## Extracted material
_ _ _ _

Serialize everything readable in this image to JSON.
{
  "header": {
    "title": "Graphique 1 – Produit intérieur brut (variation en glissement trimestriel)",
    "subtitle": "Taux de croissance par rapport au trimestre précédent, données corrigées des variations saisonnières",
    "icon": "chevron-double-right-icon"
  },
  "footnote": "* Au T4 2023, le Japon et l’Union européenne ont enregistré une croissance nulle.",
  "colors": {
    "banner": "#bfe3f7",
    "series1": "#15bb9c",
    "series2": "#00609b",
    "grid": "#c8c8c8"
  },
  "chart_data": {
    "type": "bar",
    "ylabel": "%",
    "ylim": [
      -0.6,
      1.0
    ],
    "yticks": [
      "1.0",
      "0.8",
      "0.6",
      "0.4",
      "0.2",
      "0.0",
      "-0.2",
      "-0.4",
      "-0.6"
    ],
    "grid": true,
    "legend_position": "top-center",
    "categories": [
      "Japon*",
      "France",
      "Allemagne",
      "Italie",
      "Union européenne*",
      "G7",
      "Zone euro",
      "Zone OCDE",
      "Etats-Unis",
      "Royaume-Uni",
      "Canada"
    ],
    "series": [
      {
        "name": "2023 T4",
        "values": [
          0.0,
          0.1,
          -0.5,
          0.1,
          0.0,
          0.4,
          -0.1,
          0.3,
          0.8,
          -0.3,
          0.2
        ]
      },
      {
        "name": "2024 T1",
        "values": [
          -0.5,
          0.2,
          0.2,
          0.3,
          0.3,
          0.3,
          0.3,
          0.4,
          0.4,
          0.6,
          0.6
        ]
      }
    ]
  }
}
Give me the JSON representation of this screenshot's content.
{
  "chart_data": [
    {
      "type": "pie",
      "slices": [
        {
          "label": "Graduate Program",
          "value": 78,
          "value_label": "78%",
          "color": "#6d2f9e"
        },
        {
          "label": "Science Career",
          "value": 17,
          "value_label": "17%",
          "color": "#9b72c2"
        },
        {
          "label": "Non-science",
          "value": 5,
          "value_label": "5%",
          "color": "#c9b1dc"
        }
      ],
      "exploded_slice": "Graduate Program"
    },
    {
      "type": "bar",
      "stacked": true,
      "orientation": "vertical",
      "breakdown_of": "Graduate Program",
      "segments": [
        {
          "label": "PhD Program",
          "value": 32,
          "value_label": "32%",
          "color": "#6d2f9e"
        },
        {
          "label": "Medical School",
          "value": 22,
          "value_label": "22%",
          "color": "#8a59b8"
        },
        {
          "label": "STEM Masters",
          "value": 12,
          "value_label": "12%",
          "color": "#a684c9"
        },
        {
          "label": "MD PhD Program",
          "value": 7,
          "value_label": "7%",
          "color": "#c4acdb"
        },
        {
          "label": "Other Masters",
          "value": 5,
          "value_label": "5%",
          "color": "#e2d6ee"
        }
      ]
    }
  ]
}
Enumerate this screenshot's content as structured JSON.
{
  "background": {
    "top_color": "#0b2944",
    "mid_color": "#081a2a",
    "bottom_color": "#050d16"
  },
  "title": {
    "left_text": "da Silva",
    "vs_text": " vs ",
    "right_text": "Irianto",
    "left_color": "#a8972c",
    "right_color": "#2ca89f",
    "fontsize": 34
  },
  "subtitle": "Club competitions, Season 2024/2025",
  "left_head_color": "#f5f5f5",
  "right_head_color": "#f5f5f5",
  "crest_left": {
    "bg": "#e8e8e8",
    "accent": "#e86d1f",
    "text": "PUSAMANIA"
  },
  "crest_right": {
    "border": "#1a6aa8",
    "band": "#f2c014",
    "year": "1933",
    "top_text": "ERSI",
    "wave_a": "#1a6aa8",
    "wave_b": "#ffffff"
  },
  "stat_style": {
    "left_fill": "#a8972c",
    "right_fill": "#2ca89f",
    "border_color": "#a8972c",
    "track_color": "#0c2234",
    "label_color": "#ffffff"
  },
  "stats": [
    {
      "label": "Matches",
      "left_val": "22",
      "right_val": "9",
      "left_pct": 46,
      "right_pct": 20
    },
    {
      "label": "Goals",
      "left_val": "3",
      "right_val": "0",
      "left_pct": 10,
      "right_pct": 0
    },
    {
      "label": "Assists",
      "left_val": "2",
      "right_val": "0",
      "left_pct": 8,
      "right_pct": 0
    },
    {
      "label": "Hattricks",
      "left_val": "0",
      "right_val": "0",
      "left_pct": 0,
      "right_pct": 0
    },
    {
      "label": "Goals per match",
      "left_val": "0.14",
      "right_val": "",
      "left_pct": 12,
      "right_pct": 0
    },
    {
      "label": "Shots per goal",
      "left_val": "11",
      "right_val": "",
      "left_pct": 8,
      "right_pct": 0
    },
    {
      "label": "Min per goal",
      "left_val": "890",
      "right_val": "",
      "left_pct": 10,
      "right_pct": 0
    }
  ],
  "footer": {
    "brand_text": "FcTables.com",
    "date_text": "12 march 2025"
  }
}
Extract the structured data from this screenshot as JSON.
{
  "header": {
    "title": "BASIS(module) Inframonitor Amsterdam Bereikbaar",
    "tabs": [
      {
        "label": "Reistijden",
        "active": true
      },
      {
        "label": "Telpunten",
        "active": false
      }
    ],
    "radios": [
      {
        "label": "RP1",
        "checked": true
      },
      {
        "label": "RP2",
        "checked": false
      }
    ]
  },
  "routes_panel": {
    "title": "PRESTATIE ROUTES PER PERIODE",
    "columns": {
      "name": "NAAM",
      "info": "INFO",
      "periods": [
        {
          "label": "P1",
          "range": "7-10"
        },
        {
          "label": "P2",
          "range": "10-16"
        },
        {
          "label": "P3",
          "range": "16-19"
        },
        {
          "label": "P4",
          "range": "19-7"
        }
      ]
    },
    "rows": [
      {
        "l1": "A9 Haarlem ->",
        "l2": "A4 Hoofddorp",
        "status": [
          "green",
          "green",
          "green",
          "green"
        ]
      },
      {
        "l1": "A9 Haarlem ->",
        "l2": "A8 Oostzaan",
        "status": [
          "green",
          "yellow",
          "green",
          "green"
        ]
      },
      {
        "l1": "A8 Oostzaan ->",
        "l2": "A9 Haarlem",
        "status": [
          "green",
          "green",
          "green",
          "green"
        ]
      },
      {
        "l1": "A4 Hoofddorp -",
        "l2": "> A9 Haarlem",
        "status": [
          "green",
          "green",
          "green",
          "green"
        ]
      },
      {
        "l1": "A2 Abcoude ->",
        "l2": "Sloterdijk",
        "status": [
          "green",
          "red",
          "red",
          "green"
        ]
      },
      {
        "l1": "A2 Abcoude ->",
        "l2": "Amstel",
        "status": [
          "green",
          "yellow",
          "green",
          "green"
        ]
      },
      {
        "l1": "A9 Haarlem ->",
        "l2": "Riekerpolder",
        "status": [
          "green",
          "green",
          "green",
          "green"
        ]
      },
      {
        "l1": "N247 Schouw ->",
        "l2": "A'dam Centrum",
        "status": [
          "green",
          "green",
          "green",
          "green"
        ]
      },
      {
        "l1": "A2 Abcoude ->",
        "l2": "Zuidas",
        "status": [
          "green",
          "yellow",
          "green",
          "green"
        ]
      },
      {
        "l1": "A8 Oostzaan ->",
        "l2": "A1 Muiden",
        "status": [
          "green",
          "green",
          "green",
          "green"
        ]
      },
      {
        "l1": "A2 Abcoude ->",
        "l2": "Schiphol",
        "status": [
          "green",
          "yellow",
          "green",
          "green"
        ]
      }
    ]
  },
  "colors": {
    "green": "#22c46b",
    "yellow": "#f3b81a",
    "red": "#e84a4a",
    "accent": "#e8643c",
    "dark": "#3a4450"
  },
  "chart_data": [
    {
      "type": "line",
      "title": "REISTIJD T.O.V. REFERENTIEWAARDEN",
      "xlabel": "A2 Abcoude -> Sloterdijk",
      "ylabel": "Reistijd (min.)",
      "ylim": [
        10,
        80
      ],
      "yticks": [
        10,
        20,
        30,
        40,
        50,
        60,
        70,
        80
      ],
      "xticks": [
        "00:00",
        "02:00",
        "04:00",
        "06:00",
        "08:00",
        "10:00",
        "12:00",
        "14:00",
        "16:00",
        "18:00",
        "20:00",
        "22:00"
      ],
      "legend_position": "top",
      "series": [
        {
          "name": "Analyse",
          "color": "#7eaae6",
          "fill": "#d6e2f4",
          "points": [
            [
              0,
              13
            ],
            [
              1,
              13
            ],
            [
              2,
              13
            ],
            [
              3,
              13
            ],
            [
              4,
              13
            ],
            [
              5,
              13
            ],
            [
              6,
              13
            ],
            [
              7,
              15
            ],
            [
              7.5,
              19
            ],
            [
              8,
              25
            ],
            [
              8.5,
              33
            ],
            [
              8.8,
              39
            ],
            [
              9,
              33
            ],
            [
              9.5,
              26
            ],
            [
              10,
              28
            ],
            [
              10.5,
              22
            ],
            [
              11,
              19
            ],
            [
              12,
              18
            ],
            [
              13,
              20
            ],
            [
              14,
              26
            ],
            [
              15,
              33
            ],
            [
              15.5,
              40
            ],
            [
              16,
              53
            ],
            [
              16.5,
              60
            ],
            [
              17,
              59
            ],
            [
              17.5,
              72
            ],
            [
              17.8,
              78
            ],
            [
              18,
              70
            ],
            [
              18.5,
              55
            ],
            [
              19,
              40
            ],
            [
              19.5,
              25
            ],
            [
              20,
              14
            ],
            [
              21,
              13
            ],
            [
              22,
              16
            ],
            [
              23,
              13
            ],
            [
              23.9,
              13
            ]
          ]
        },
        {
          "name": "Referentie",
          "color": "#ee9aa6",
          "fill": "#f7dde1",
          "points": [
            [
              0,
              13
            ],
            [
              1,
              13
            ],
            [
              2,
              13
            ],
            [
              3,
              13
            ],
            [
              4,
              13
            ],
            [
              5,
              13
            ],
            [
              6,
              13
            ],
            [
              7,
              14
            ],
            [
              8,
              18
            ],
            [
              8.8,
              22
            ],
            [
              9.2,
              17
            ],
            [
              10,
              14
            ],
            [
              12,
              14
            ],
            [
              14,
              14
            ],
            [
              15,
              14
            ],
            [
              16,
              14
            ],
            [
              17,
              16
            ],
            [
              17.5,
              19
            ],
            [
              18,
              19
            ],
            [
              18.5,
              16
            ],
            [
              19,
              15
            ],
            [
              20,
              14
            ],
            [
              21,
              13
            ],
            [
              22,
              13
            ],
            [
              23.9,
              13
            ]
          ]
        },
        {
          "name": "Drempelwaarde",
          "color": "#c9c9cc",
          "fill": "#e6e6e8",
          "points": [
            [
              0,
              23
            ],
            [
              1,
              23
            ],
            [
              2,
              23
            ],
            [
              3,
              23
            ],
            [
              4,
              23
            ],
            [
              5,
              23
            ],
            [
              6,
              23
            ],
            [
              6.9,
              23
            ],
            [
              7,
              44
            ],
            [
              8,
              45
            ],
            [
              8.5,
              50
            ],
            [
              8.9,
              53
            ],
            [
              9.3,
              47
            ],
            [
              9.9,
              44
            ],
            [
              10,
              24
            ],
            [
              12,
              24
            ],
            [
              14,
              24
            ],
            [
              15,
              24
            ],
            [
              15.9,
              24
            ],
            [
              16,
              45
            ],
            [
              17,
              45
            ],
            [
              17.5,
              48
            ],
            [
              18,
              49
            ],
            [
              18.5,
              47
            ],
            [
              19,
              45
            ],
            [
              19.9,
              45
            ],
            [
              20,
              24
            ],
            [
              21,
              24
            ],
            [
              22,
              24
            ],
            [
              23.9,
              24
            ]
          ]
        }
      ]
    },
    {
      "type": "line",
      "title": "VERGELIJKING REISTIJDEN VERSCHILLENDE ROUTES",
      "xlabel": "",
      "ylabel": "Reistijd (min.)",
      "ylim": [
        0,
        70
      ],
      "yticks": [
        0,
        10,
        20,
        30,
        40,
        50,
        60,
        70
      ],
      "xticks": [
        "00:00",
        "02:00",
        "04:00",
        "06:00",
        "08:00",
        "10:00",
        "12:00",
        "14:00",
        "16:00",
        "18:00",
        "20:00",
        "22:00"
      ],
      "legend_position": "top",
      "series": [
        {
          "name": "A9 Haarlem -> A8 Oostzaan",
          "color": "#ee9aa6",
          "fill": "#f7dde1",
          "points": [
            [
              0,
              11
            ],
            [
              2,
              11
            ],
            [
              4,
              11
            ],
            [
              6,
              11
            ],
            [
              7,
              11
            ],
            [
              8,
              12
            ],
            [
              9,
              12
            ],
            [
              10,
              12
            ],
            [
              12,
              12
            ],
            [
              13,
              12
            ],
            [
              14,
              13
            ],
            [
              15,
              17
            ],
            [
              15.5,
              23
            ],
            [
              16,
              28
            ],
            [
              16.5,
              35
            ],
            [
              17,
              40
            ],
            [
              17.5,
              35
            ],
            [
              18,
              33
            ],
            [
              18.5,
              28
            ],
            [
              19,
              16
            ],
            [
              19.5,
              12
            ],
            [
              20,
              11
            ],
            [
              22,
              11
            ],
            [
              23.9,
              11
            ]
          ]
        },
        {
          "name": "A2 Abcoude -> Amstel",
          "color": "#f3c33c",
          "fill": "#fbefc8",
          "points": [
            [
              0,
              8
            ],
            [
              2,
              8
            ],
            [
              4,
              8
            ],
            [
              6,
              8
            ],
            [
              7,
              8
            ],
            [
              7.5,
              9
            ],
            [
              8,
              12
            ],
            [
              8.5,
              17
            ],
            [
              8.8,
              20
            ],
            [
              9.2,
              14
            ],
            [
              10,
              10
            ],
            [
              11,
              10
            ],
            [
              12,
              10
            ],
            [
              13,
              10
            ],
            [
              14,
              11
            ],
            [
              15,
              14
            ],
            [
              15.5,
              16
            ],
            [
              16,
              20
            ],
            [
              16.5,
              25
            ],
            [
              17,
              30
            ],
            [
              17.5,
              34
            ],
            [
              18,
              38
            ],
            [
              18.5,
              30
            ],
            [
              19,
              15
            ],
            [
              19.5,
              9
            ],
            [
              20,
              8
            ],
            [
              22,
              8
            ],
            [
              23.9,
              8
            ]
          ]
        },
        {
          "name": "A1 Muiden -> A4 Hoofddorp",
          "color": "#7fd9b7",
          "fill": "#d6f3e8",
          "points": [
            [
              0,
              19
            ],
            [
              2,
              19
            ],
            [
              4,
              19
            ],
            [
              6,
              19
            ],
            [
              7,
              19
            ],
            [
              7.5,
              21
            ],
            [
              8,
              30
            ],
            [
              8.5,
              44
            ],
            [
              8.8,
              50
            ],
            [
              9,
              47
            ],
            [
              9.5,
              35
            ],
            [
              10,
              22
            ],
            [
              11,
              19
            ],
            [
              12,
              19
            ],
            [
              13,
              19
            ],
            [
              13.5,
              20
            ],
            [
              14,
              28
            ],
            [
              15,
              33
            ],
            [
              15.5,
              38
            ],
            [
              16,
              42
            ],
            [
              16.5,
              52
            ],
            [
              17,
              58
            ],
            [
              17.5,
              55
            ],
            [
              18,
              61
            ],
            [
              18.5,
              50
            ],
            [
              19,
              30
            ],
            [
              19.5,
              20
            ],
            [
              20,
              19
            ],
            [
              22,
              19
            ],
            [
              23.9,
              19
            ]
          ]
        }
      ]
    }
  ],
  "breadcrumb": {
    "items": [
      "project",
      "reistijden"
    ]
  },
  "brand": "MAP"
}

_ _ _ _

## What to produce
Pick out all lines containing the string "structured".

## Task response
Enumerate this screenshot's content as structured JSON.
Extract the structured data from this screenshot as JSON.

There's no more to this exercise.